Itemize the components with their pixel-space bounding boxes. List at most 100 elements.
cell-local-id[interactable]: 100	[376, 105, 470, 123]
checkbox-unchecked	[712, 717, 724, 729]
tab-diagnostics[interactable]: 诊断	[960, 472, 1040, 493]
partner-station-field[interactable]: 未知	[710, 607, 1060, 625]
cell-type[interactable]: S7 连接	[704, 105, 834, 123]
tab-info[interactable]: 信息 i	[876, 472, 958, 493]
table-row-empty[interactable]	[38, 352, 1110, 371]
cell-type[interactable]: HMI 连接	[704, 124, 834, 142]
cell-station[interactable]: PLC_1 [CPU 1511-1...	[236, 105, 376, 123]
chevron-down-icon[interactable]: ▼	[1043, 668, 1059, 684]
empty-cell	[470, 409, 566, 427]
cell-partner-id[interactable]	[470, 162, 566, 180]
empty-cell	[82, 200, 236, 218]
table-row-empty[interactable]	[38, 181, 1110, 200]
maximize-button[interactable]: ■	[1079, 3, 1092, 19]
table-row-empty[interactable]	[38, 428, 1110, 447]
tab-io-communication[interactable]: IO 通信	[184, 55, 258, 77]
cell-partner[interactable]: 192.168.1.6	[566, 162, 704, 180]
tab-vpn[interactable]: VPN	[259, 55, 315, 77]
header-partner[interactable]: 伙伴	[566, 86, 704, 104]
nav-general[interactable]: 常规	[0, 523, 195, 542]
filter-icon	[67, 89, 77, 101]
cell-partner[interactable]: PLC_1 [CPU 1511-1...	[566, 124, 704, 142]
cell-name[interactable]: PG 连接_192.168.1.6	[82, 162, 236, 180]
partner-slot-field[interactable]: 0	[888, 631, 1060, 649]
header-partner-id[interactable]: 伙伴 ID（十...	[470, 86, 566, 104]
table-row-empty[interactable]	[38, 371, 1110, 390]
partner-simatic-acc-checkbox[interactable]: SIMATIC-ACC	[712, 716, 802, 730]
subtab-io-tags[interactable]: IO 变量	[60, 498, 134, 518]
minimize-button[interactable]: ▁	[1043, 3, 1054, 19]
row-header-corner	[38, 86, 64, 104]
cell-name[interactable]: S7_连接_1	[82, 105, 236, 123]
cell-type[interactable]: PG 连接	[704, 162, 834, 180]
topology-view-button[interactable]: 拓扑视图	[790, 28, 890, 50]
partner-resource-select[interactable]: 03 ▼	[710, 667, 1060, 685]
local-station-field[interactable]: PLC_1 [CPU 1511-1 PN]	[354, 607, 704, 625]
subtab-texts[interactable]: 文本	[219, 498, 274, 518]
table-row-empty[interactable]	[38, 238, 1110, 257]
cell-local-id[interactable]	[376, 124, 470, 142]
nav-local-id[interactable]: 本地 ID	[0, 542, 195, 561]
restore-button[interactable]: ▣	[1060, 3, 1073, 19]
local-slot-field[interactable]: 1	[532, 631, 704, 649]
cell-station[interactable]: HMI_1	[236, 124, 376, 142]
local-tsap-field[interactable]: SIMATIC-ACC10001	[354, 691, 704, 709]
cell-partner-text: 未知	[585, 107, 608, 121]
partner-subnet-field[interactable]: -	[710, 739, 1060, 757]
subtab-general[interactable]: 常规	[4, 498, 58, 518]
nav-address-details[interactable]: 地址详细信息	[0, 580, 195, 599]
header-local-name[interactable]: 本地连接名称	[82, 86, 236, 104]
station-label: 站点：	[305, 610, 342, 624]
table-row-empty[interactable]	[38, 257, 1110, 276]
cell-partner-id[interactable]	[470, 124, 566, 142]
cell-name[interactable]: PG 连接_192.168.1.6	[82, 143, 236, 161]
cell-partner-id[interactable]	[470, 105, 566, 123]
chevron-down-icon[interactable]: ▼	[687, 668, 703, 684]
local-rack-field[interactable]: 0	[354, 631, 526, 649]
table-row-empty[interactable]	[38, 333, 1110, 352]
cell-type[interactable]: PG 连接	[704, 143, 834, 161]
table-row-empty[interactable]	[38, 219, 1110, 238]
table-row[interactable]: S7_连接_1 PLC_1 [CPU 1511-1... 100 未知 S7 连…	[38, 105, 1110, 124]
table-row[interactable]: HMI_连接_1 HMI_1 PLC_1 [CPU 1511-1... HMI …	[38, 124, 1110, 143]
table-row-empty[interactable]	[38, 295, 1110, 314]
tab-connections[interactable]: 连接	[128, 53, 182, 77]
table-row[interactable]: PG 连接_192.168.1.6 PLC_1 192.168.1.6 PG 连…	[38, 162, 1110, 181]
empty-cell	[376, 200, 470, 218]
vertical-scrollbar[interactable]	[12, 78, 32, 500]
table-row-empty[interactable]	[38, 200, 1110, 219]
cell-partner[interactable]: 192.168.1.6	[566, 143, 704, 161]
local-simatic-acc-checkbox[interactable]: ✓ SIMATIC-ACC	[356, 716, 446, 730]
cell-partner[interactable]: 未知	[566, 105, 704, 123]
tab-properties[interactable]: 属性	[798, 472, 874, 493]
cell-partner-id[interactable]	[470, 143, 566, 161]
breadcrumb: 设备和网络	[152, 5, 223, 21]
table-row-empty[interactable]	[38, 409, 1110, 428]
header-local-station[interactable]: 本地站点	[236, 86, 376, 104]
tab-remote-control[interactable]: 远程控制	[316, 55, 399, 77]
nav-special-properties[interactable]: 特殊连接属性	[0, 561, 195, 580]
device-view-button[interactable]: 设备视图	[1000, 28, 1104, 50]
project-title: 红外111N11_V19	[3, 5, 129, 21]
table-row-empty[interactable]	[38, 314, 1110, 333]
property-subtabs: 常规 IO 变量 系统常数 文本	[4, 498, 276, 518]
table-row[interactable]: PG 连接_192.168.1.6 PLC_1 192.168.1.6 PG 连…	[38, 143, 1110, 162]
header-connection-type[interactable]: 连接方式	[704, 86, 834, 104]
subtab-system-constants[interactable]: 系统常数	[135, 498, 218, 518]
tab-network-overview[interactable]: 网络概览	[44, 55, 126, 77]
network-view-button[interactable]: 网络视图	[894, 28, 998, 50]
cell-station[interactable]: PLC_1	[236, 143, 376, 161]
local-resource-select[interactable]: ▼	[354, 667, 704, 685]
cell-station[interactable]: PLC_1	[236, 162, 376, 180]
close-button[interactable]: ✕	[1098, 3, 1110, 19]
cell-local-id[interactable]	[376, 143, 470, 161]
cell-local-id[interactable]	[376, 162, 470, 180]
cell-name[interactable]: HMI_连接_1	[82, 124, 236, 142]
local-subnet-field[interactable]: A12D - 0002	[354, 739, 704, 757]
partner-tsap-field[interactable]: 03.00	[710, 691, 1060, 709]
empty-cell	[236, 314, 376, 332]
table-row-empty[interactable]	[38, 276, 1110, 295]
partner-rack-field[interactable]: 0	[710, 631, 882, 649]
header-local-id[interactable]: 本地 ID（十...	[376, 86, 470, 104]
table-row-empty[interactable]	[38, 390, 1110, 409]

+ + + + +

◆ What you have to do ◆
Convert the lines above into a numbered list, omitting any blank lines.

◆ The response ◆
1. Itemize the components with their pixel-space bounding boxes. List at most 100 elements.
2. cell-local-id[interactable]: 100	[376, 105, 470, 123]
3. checkbox-unchecked	[712, 717, 724, 729]
4. tab-diagnostics[interactable]: 诊断	[960, 472, 1040, 493]
5. partner-station-field[interactable]: 未知	[710, 607, 1060, 625]
6. cell-type[interactable]: S7 连接	[704, 105, 834, 123]
7. tab-info[interactable]: 信息 i	[876, 472, 958, 493]
8. table-row-empty[interactable]	[38, 352, 1110, 371]
9. cell-type[interactable]: HMI 连接	[704, 124, 834, 142]
10. cell-station[interactable]: PLC_1 [CPU 1511-1...	[236, 105, 376, 123]
11. chevron-down-icon[interactable]: ▼	[1043, 668, 1059, 684]
12. empty-cell	[470, 409, 566, 427]
13. cell-partner-id[interactable]	[470, 162, 566, 180]
14. empty-cell	[82, 200, 236, 218]
15. table-row-empty[interactable]	[38, 181, 1110, 200]
16. maximize-button[interactable]: ■	[1079, 3, 1092, 19]
17. table-row-empty[interactable]	[38, 428, 1110, 447]
18. tab-io-communication[interactable]: IO 通信	[184, 55, 258, 77]
19. cell-partner[interactable]: 192.168.1.6	[566, 162, 704, 180]
20. tab-vpn[interactable]: VPN	[259, 55, 315, 77]
21. header-partner[interactable]: 伙伴	[566, 86, 704, 104]
22. nav-general[interactable]: 常规	[0, 523, 195, 542]
23. filter-icon	[67, 89, 77, 101]
24. cell-partner[interactable]: PLC_1 [CPU 1511-1...	[566, 124, 704, 142]
25. cell-name[interactable]: PG 连接_192.168.1.6	[82, 162, 236, 180]
26. partner-slot-field[interactable]: 0	[888, 631, 1060, 649]
27. header-partner-id[interactable]: 伙伴 ID（十...	[470, 86, 566, 104]
28. table-row-empty[interactable]	[38, 371, 1110, 390]
29. partner-simatic-acc-checkbox[interactable]: SIMATIC-ACC	[712, 716, 802, 730]
30. subtab-io-tags[interactable]: IO 变量	[60, 498, 134, 518]
31. minimize-button[interactable]: ▁	[1043, 3, 1054, 19]
32. row-header-corner	[38, 86, 64, 104]
33. cell-name[interactable]: S7_连接_1	[82, 105, 236, 123]
34. cell-type[interactable]: PG 连接	[704, 162, 834, 180]
35. topology-view-button[interactable]: 拓扑视图	[790, 28, 890, 50]
36. partner-resource-select[interactable]: 03 ▼	[710, 667, 1060, 685]
37. local-station-field[interactable]: PLC_1 [CPU 1511-1 PN]	[354, 607, 704, 625]
38. subtab-texts[interactable]: 文本	[219, 498, 274, 518]
39. table-row-empty[interactable]	[38, 238, 1110, 257]
40. cell-local-id[interactable]	[376, 124, 470, 142]
41. nav-local-id[interactable]: 本地 ID	[0, 542, 195, 561]
42. restore-button[interactable]: ▣	[1060, 3, 1073, 19]
43. local-slot-field[interactable]: 1	[532, 631, 704, 649]
44. cell-station[interactable]: HMI_1	[236, 124, 376, 142]
45. local-tsap-field[interactable]: SIMATIC-ACC10001	[354, 691, 704, 709]
46. cell-partner-text: 未知	[585, 107, 608, 121]
47. partner-subnet-field[interactable]: -	[710, 739, 1060, 757]
48. subtab-general[interactable]: 常规	[4, 498, 58, 518]
49. nav-address-details[interactable]: 地址详细信息	[0, 580, 195, 599]
50. header-local-name[interactable]: 本地连接名称	[82, 86, 236, 104]
51. station-label: 站点：	[305, 610, 342, 624]
52. table-row-empty[interactable]	[38, 257, 1110, 276]
53. cell-partner-id[interactable]	[470, 124, 566, 142]
54. cell-name[interactable]: PG 连接_192.168.1.6	[82, 143, 236, 161]
55. cell-partner-id[interactable]	[470, 105, 566, 123]
56. chevron-down-icon[interactable]: ▼	[687, 668, 703, 684]
57. local-rack-field[interactable]: 0	[354, 631, 526, 649]
58. table-row-empty[interactable]	[38, 333, 1110, 352]
59. cell-type[interactable]: PG 连接	[704, 143, 834, 161]
60. table-row-empty[interactable]	[38, 219, 1110, 238]
61. table-row[interactable]: S7_连接_1 PLC_1 [CPU 1511-1... 100 未知 S7 连…	[38, 105, 1110, 124]
62. table-row[interactable]: HMI_连接_1 HMI_1 PLC_1 [CPU 1511-1... HMI …	[38, 124, 1110, 143]
63. table-row-empty[interactable]	[38, 295, 1110, 314]
64. tab-connections[interactable]: 连接	[128, 53, 182, 77]
65. table-row[interactable]: PG 连接_192.168.1.6 PLC_1 192.168.1.6 PG 连…	[38, 162, 1110, 181]
66. empty-cell	[376, 200, 470, 218]
67. vertical-scrollbar[interactable]	[12, 78, 32, 500]
68. table-row-empty[interactable]	[38, 200, 1110, 219]
69. cell-partner[interactable]: 192.168.1.6	[566, 143, 704, 161]
70. local-simatic-acc-checkbox[interactable]: ✓ SIMATIC-ACC	[356, 716, 446, 730]
71. cell-partner[interactable]: 未知	[566, 105, 704, 123]
72. tab-properties[interactable]: 属性	[798, 472, 874, 493]
73. cell-partner-id[interactable]	[470, 143, 566, 161]
74. breadcrumb: 设备和网络	[152, 5, 223, 21]
75. table-row-empty[interactable]	[38, 409, 1110, 428]
76. header-local-station[interactable]: 本地站点	[236, 86, 376, 104]
77. tab-remote-control[interactable]: 远程控制	[316, 55, 399, 77]
78. nav-special-properties[interactable]: 特殊连接属性	[0, 561, 195, 580]
79. device-view-button[interactable]: 设备视图	[1000, 28, 1104, 50]
80. project-title: 红外111N11_V19	[3, 5, 129, 21]
81. table-row-empty[interactable]	[38, 314, 1110, 333]
82. property-subtabs: 常规 IO 变量 系统常数 文本	[4, 498, 276, 518]
83. table-row[interactable]: PG 连接_192.168.1.6 PLC_1 192.168.1.6 PG 连…	[38, 143, 1110, 162]
84. header-connection-type[interactable]: 连接方式	[704, 86, 834, 104]
85. subtab-system-constants[interactable]: 系统常数	[135, 498, 218, 518]
86. tab-network-overview[interactable]: 网络概览	[44, 55, 126, 77]
87. network-view-button[interactable]: 网络视图	[894, 28, 998, 50]
88. cell-station[interactable]: PLC_1	[236, 143, 376, 161]
89. local-resource-select[interactable]: ▼	[354, 667, 704, 685]
90. cell-station[interactable]: PLC_1	[236, 162, 376, 180]
91. close-button[interactable]: ✕	[1098, 3, 1110, 19]
92. cell-local-id[interactable]	[376, 143, 470, 161]
93. cell-local-id[interactable]	[376, 162, 470, 180]
94. cell-name[interactable]: HMI_连接_1	[82, 124, 236, 142]
95. local-subnet-field[interactable]: A12D - 0002	[354, 739, 704, 757]
96. partner-tsap-field[interactable]: 03.00	[710, 691, 1060, 709]
97. empty-cell	[236, 314, 376, 332]
98. table-row-empty[interactable]	[38, 276, 1110, 295]
99. partner-rack-field[interactable]: 0	[710, 631, 882, 649]
100. header-local-id[interactable]: 本地 ID（十...	[376, 86, 470, 104]
101. table-row-empty[interactable]	[38, 390, 1110, 409]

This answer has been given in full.